#### Records for processing

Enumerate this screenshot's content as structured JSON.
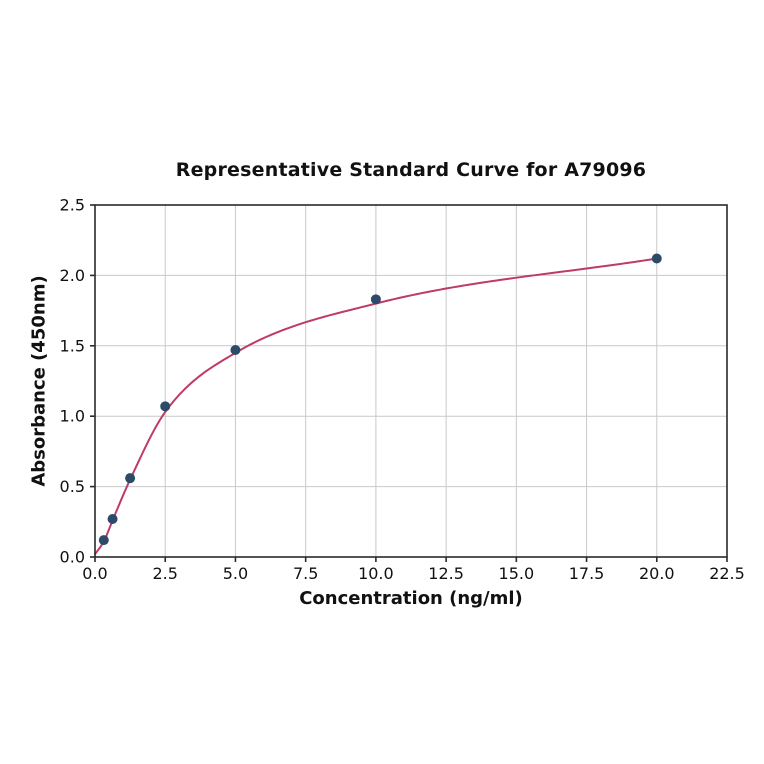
{
  "chart_data": {
    "type": "scatter",
    "title": "Representative Standard Curve for A79096",
    "xlabel": "Concentration (ng/ml)",
    "ylabel": "Absorbance (450nm)",
    "xlim": [
      0,
      22.5
    ],
    "ylim": [
      0,
      2.5
    ],
    "grid": true,
    "legend": false,
    "xticks": [
      0,
      2.5,
      5,
      7.5,
      10,
      12.5,
      15,
      17.5,
      20,
      22.5
    ],
    "xtick_labels": [
      "0.0",
      "2.5",
      "5.0",
      "7.5",
      "10.0",
      "12.5",
      "15.0",
      "17.5",
      "20.0",
      "22.5"
    ],
    "yticks": [
      0,
      0.5,
      1,
      1.5,
      2,
      2.5
    ],
    "ytick_labels": [
      "0.0",
      "0.5",
      "1.0",
      "1.5",
      "2.0",
      "2.5"
    ],
    "points": {
      "x": [
        0.313,
        0.625,
        1.25,
        2.5,
        5,
        10,
        20
      ],
      "y": [
        0.12,
        0.27,
        0.56,
        1.07,
        1.47,
        1.83,
        2.12
      ]
    },
    "fit_curve_anchors": {
      "x": [
        0,
        0.313,
        0.625,
        1.25,
        2.5,
        5,
        10,
        20
      ],
      "y": [
        0.02,
        0.11,
        0.26,
        0.55,
        1.03,
        1.45,
        1.8,
        2.12
      ]
    },
    "colors": {
      "curve": "#bf3a68",
      "points": "#2d4a6a",
      "grid": "#c9c9c9",
      "spine": "#2a2a2a",
      "text": "#111111",
      "background": "#ffffff"
    }
  }
}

########

* Directions
Extract the full listing exactly, with the pictures left out.

* Answer for this exercise
Enumerate this screenshot's content as structured JSON.
{
  "chart_data": {
    "type": "scatter",
    "title": "Representative Standard Curve for A79096",
    "xlabel": "Concentration (ng/ml)",
    "ylabel": "Absorbance (450nm)",
    "xlim": [
      0,
      22.5
    ],
    "ylim": [
      0,
      2.5
    ],
    "grid": true,
    "legend": false,
    "xticks": [
      0,
      2.5,
      5,
      7.5,
      10,
      12.5,
      15,
      17.5,
      20,
      22.5
    ],
    "xtick_labels": [
      "0.0",
      "2.5",
      "5.0",
      "7.5",
      "10.0",
      "12.5",
      "15.0",
      "17.5",
      "20.0",
      "22.5"
    ],
    "yticks": [
      0,
      0.5,
      1,
      1.5,
      2,
      2.5
    ],
    "ytick_labels": [
      "0.0",
      "0.5",
      "1.0",
      "1.5",
      "2.0",
      "2.5"
    ],
    "points": {
      "x": [
        0.313,
        0.625,
        1.25,
        2.5,
        5,
        10,
        20
      ],
      "y": [
        0.12,
        0.27,
        0.56,
        1.07,
        1.47,
        1.83,
        2.12
      ]
    },
    "fit_curve_anchors": {
      "x": [
        0,
        0.313,
        0.625,
        1.25,
        2.5,
        5,
        10,
        20
      ],
      "y": [
        0.02,
        0.11,
        0.26,
        0.55,
        1.03,
        1.45,
        1.8,
        2.12
      ]
    },
    "colors": {
      "curve": "#bf3a68",
      "points": "#2d4a6a",
      "grid": "#c9c9c9",
      "spine": "#2a2a2a",
      "text": "#111111",
      "background": "#ffffff"
    }
  }
}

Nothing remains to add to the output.